[BEGIN]

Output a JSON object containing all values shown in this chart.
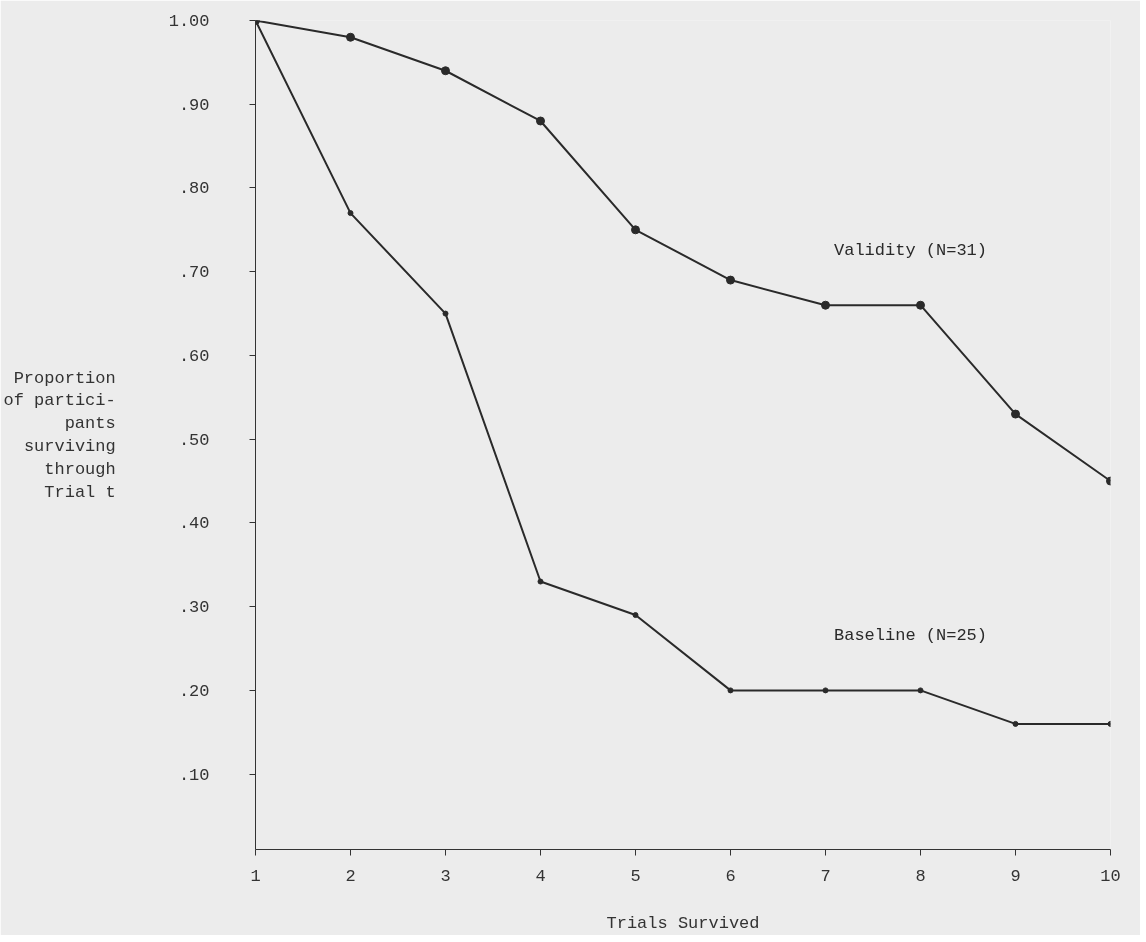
{
  "chart_data": {
    "type": "line",
    "xlabel": "Trials Survived",
    "ylabel": "Proportion\nof partici-\npants\nsurviving\nthrough\nTrial t",
    "x": [
      1,
      2,
      3,
      4,
      5,
      6,
      7,
      8,
      9,
      10
    ],
    "series": [
      {
        "name": "Validity (N=31)",
        "color": "#2a2a2a",
        "values": [
          1.0,
          0.98,
          0.94,
          0.88,
          0.75,
          0.69,
          0.66,
          0.66,
          0.53,
          0.45
        ]
      },
      {
        "name": "Baseline (N=25)",
        "color": "#2a2a2a",
        "values": [
          1.0,
          0.77,
          0.65,
          0.33,
          0.29,
          0.2,
          0.2,
          0.2,
          0.16,
          0.16
        ]
      }
    ],
    "xlim": [
      1,
      10
    ],
    "ylim": [
      0.01,
      1.0
    ],
    "xticks": [
      1,
      2,
      3,
      4,
      5,
      6,
      7,
      8,
      9,
      10
    ],
    "yticks": [
      {
        "value": 0.1,
        "label": ".10"
      },
      {
        "value": 0.2,
        "label": ".20"
      },
      {
        "value": 0.3,
        "label": ".30"
      },
      {
        "value": 0.4,
        "label": ".40"
      },
      {
        "value": 0.5,
        "label": ".50"
      },
      {
        "value": 0.6,
        "label": ".60"
      },
      {
        "value": 0.7,
        "label": ".70"
      },
      {
        "value": 0.8,
        "label": ".80"
      },
      {
        "value": 0.9,
        "label": ".90"
      },
      {
        "value": 1.0,
        "label": "1.00"
      }
    ],
    "grid": false,
    "marker": "circle",
    "line_style": "solid"
  }
}
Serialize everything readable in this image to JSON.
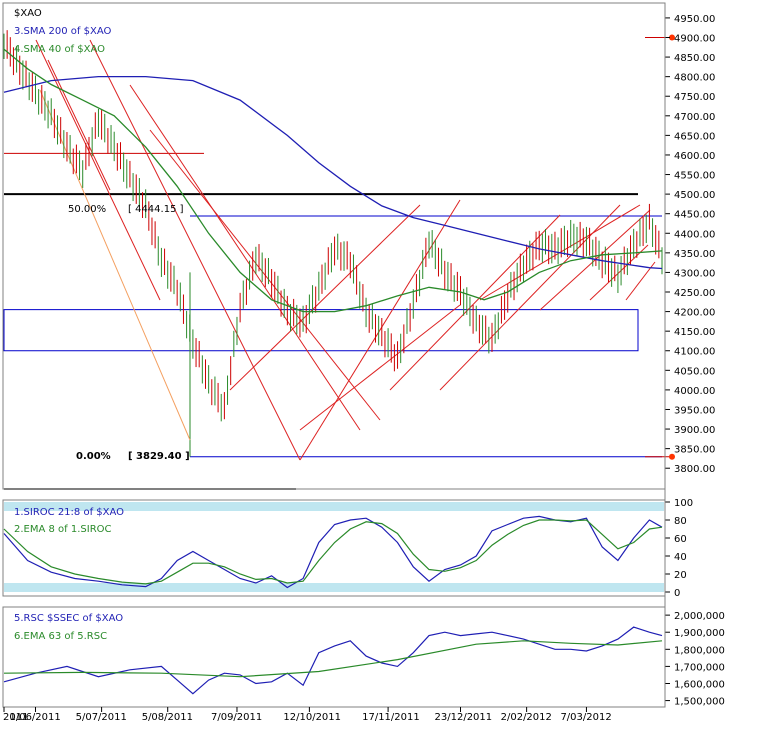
{
  "chart_data": {
    "type": "line",
    "symbol": "$XAO",
    "panels": [
      {
        "id": "price",
        "type": "ohlc",
        "legend": [
          "3.SMA 200  of $XAO",
          "4.SMA 40  of $XAO"
        ],
        "series": [
          {
            "name": "3.SMA 200  of $XAO",
            "color": "#1f1fb4",
            "values": [
              [
                0,
                4760
              ],
              [
                30,
                4790
              ],
              [
                60,
                4800
              ],
              [
                90,
                4800
              ],
              [
                120,
                4790
              ],
              [
                150,
                4740
              ],
              [
                180,
                4650
              ],
              [
                200,
                4580
              ],
              [
                220,
                4520
              ],
              [
                240,
                4470
              ],
              [
                260,
                4440
              ],
              [
                280,
                4420
              ],
              [
                300,
                4400
              ],
              [
                320,
                4380
              ],
              [
                340,
                4360
              ],
              [
                360,
                4345
              ],
              [
                380,
                4330
              ],
              [
                400,
                4318
              ],
              [
                410,
                4312
              ],
              [
                418,
                4310
              ]
            ]
          },
          {
            "name": "4.SMA 40  of $XAO",
            "color": "#2a8a2a",
            "values": [
              [
                0,
                4870
              ],
              [
                15,
                4820
              ],
              [
                30,
                4780
              ],
              [
                50,
                4740
              ],
              [
                70,
                4700
              ],
              [
                90,
                4620
              ],
              [
                110,
                4520
              ],
              [
                130,
                4400
              ],
              [
                150,
                4300
              ],
              [
                170,
                4230
              ],
              [
                190,
                4200
              ],
              [
                210,
                4200
              ],
              [
                230,
                4215
              ],
              [
                250,
                4240
              ],
              [
                270,
                4262
              ],
              [
                290,
                4250
              ],
              [
                305,
                4230
              ],
              [
                320,
                4250
              ],
              [
                340,
                4300
              ],
              [
                360,
                4330
              ],
              [
                380,
                4345
              ],
              [
                400,
                4350
              ],
              [
                418,
                4355
              ]
            ]
          }
        ],
        "close": [
          [
            0,
            4890
          ],
          [
            10,
            4820
          ],
          [
            20,
            4760
          ],
          [
            30,
            4700
          ],
          [
            40,
            4620
          ],
          [
            50,
            4560
          ],
          [
            60,
            4690
          ],
          [
            70,
            4620
          ],
          [
            80,
            4540
          ],
          [
            90,
            4470
          ],
          [
            100,
            4330
          ],
          [
            110,
            4260
          ],
          [
            120,
            4120
          ],
          [
            130,
            4020
          ],
          [
            140,
            3950
          ],
          [
            150,
            4210
          ],
          [
            160,
            4340
          ],
          [
            170,
            4280
          ],
          [
            180,
            4200
          ],
          [
            190,
            4170
          ],
          [
            200,
            4260
          ],
          [
            210,
            4360
          ],
          [
            220,
            4330
          ],
          [
            230,
            4200
          ],
          [
            240,
            4140
          ],
          [
            250,
            4080
          ],
          [
            260,
            4220
          ],
          [
            270,
            4380
          ],
          [
            280,
            4300
          ],
          [
            290,
            4250
          ],
          [
            300,
            4170
          ],
          [
            310,
            4130
          ],
          [
            320,
            4240
          ],
          [
            330,
            4320
          ],
          [
            340,
            4370
          ],
          [
            350,
            4360
          ],
          [
            360,
            4390
          ],
          [
            370,
            4380
          ],
          [
            380,
            4330
          ],
          [
            390,
            4290
          ],
          [
            400,
            4370
          ],
          [
            410,
            4430
          ],
          [
            418,
            4340
          ]
        ],
        "ylim": [
          3775,
          4960
        ],
        "yticks": [
          "4950.00",
          "4900.00",
          "4850.00",
          "4800.00",
          "4750.00",
          "4700.00",
          "4650.00",
          "4600.00",
          "4550.00",
          "4500.00",
          "4450.00",
          "4400.00",
          "4350.00",
          "4300.00",
          "4250.00",
          "4200.00",
          "4150.00",
          "4100.00",
          "4050.00",
          "4000.00",
          "3950.00",
          "3900.00",
          "3850.00",
          "3800.00"
        ],
        "annotations": [
          {
            "pct": "50.00%",
            "value": "[ 4444.15 ]"
          },
          {
            "pct": "0.00%",
            "value": "[ 3829.40 ]"
          }
        ],
        "hlines": [
          4500,
          4444.15,
          4604
        ],
        "box": [
          4100,
          4205
        ],
        "markers": [
          4900,
          3829.4
        ]
      },
      {
        "id": "siroc",
        "legend": [
          "1.SIROC 21:8  of $XAO",
          "2.EMA 8  of 1.SIROC"
        ],
        "ylim": [
          0,
          100
        ],
        "yticks": [
          "100",
          "80",
          "60",
          "40",
          "20",
          "0"
        ],
        "series": [
          {
            "name": "1.SIROC 21:8  of $XAO",
            "color": "#1f1fb4",
            "values": [
              [
                0,
                65
              ],
              [
                15,
                35
              ],
              [
                30,
                22
              ],
              [
                45,
                15
              ],
              [
                60,
                12
              ],
              [
                75,
                8
              ],
              [
                90,
                6
              ],
              [
                100,
                15
              ],
              [
                110,
                35
              ],
              [
                120,
                45
              ],
              [
                130,
                35
              ],
              [
                140,
                25
              ],
              [
                150,
                15
              ],
              [
                160,
                10
              ],
              [
                170,
                18
              ],
              [
                180,
                5
              ],
              [
                190,
                15
              ],
              [
                200,
                55
              ],
              [
                210,
                75
              ],
              [
                220,
                80
              ],
              [
                230,
                82
              ],
              [
                240,
                72
              ],
              [
                250,
                55
              ],
              [
                260,
                28
              ],
              [
                270,
                12
              ],
              [
                280,
                25
              ],
              [
                290,
                30
              ],
              [
                300,
                40
              ],
              [
                310,
                68
              ],
              [
                320,
                75
              ],
              [
                330,
                82
              ],
              [
                340,
                84
              ],
              [
                350,
                80
              ],
              [
                360,
                78
              ],
              [
                370,
                82
              ],
              [
                380,
                50
              ],
              [
                390,
                35
              ],
              [
                400,
                60
              ],
              [
                410,
                80
              ],
              [
                418,
                72
              ]
            ]
          },
          {
            "name": "2.EMA 8  of 1.SIROC",
            "color": "#2a8a2a",
            "values": [
              [
                0,
                70
              ],
              [
                15,
                45
              ],
              [
                30,
                28
              ],
              [
                45,
                20
              ],
              [
                60,
                15
              ],
              [
                75,
                11
              ],
              [
                90,
                9
              ],
              [
                100,
                12
              ],
              [
                110,
                22
              ],
              [
                120,
                32
              ],
              [
                130,
                32
              ],
              [
                140,
                28
              ],
              [
                150,
                20
              ],
              [
                160,
                14
              ],
              [
                170,
                15
              ],
              [
                180,
                10
              ],
              [
                190,
                12
              ],
              [
                200,
                35
              ],
              [
                210,
                55
              ],
              [
                220,
                70
              ],
              [
                230,
                78
              ],
              [
                240,
                76
              ],
              [
                250,
                65
              ],
              [
                260,
                42
              ],
              [
                270,
                25
              ],
              [
                280,
                23
              ],
              [
                290,
                27
              ],
              [
                300,
                35
              ],
              [
                310,
                52
              ],
              [
                320,
                64
              ],
              [
                330,
                74
              ],
              [
                340,
                80
              ],
              [
                350,
                80
              ],
              [
                360,
                79
              ],
              [
                370,
                80
              ],
              [
                380,
                64
              ],
              [
                390,
                48
              ],
              [
                400,
                55
              ],
              [
                410,
                70
              ],
              [
                418,
                72
              ]
            ]
          }
        ]
      },
      {
        "id": "rsc",
        "legend": [
          "5.RSC  $SSEC of $XAO",
          "6.EMA 63  of 5.RSC"
        ],
        "ylim": [
          1480000,
          2030000
        ],
        "yticks": [
          "2,000,000",
          "1,900,000",
          "1,800,000",
          "1,700,000",
          "1,600,000",
          "1,500,000"
        ],
        "series": [
          {
            "name": "5.RSC  $SSEC of $XAO",
            "color": "#1f1fb4",
            "values": [
              [
                0,
                1610
              ],
              [
                20,
                1660
              ],
              [
                40,
                1700
              ],
              [
                60,
                1640
              ],
              [
                80,
                1680
              ],
              [
                100,
                1700
              ],
              [
                110,
                1620
              ],
              [
                120,
                1540
              ],
              [
                130,
                1620
              ],
              [
                140,
                1660
              ],
              [
                150,
                1650
              ],
              [
                160,
                1600
              ],
              [
                170,
                1610
              ],
              [
                180,
                1660
              ],
              [
                190,
                1590
              ],
              [
                200,
                1780
              ],
              [
                210,
                1820
              ],
              [
                220,
                1850
              ],
              [
                230,
                1760
              ],
              [
                240,
                1720
              ],
              [
                250,
                1700
              ],
              [
                260,
                1780
              ],
              [
                270,
                1880
              ],
              [
                280,
                1900
              ],
              [
                290,
                1880
              ],
              [
                300,
                1890
              ],
              [
                310,
                1900
              ],
              [
                320,
                1880
              ],
              [
                330,
                1860
              ],
              [
                340,
                1830
              ],
              [
                350,
                1800
              ],
              [
                360,
                1800
              ],
              [
                370,
                1790
              ],
              [
                380,
                1820
              ],
              [
                390,
                1860
              ],
              [
                400,
                1930
              ],
              [
                410,
                1900
              ],
              [
                418,
                1880
              ]
            ]
          },
          {
            "name": "6.EMA 63  of 5.RSC",
            "color": "#2a8a2a",
            "values": [
              [
                0,
                1660
              ],
              [
                50,
                1665
              ],
              [
                100,
                1660
              ],
              [
                150,
                1640
              ],
              [
                200,
                1670
              ],
              [
                250,
                1740
              ],
              [
                300,
                1830
              ],
              [
                330,
                1850
              ],
              [
                360,
                1835
              ],
              [
                390,
                1825
              ],
              [
                418,
                1850
              ]
            ]
          }
        ]
      }
    ],
    "x_ticks": [
      "2011",
      "1/06/2011",
      "5/07/2011",
      "5/08/2011",
      "7/09/2011",
      "12/10/2011",
      "17/11/2011",
      "23/12/2011",
      "2/02/2012",
      "7/03/2012"
    ],
    "x_tick_index": [
      0,
      20,
      62,
      104,
      148,
      194,
      244,
      290,
      332,
      370
    ]
  }
}
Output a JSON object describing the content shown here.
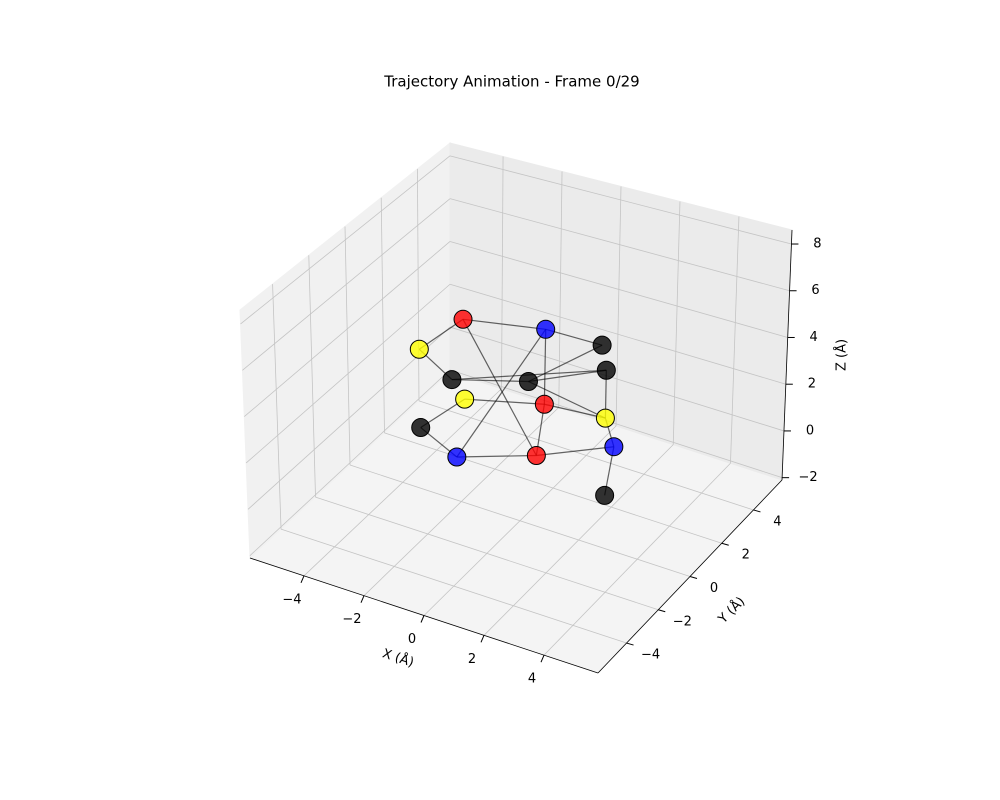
{
  "chart_data": {
    "type": "scatter3d",
    "title": "Trajectory Animation - Frame 0/29",
    "xlabel": "X (Å)",
    "ylabel": "Y (Å)",
    "zlabel": "Z (Å)",
    "x": [
      -2.5,
      -0.3,
      1.6,
      -2.8,
      1.2,
      -2.3,
      -0.3,
      -1.3,
      0.8,
      2.3,
      -2.2,
      2.6,
      -1.0,
      1.1,
      3.4
    ],
    "y": [
      1,
      2,
      2,
      -1,
      3,
      0,
      1,
      -1,
      0,
      1,
      -2,
      1,
      -2,
      -1,
      -1
    ],
    "z": [
      5.0,
      4.7,
      4.7,
      4.9,
      2.8,
      3.1,
      3.1,
      3.3,
      3.2,
      2.5,
      2.4,
      1.4,
      1.6,
      1.8,
      1.0
    ],
    "colors": [
      "red",
      "blue",
      "black",
      "yellow",
      "black",
      "black",
      "black",
      "yellow",
      "red",
      "yellow",
      "black",
      "blue",
      "blue",
      "red",
      "black"
    ],
    "bonds": [
      [
        0,
        1
      ],
      [
        0,
        3
      ],
      [
        0,
        13
      ],
      [
        1,
        2
      ],
      [
        1,
        12
      ],
      [
        1,
        8
      ],
      [
        2,
        6
      ],
      [
        3,
        5
      ],
      [
        5,
        6
      ],
      [
        5,
        4
      ],
      [
        6,
        4
      ],
      [
        4,
        9
      ],
      [
        7,
        8
      ],
      [
        7,
        10
      ],
      [
        8,
        9
      ],
      [
        8,
        13
      ],
      [
        9,
        11
      ],
      [
        10,
        12
      ],
      [
        12,
        13
      ],
      [
        13,
        11
      ],
      [
        11,
        14
      ],
      [
        6,
        9
      ]
    ],
    "xlim": [
      -5.8,
      5.8
    ],
    "ylim": [
      -5.8,
      5.8
    ],
    "zlim": [
      -2.1,
      8.6
    ],
    "xticks": [
      {
        "value": -4,
        "label": "−4"
      },
      {
        "value": -2,
        "label": "−2"
      },
      0,
      2,
      4
    ],
    "yticks": [
      {
        "value": -4,
        "label": "−4"
      },
      {
        "value": -2,
        "label": "−2"
      },
      0,
      2,
      4
    ],
    "zticks": [
      {
        "value": -2,
        "label": "−2"
      },
      0,
      2,
      4,
      6,
      8
    ],
    "grid": true
  }
}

[END]

■ Exercise goal
Reproduce every line from the entries that holds the word "type".

■ Expected output
    "type": "line",
    "type": "line",
        "type": "ohlc",
    "type": "scatter3d",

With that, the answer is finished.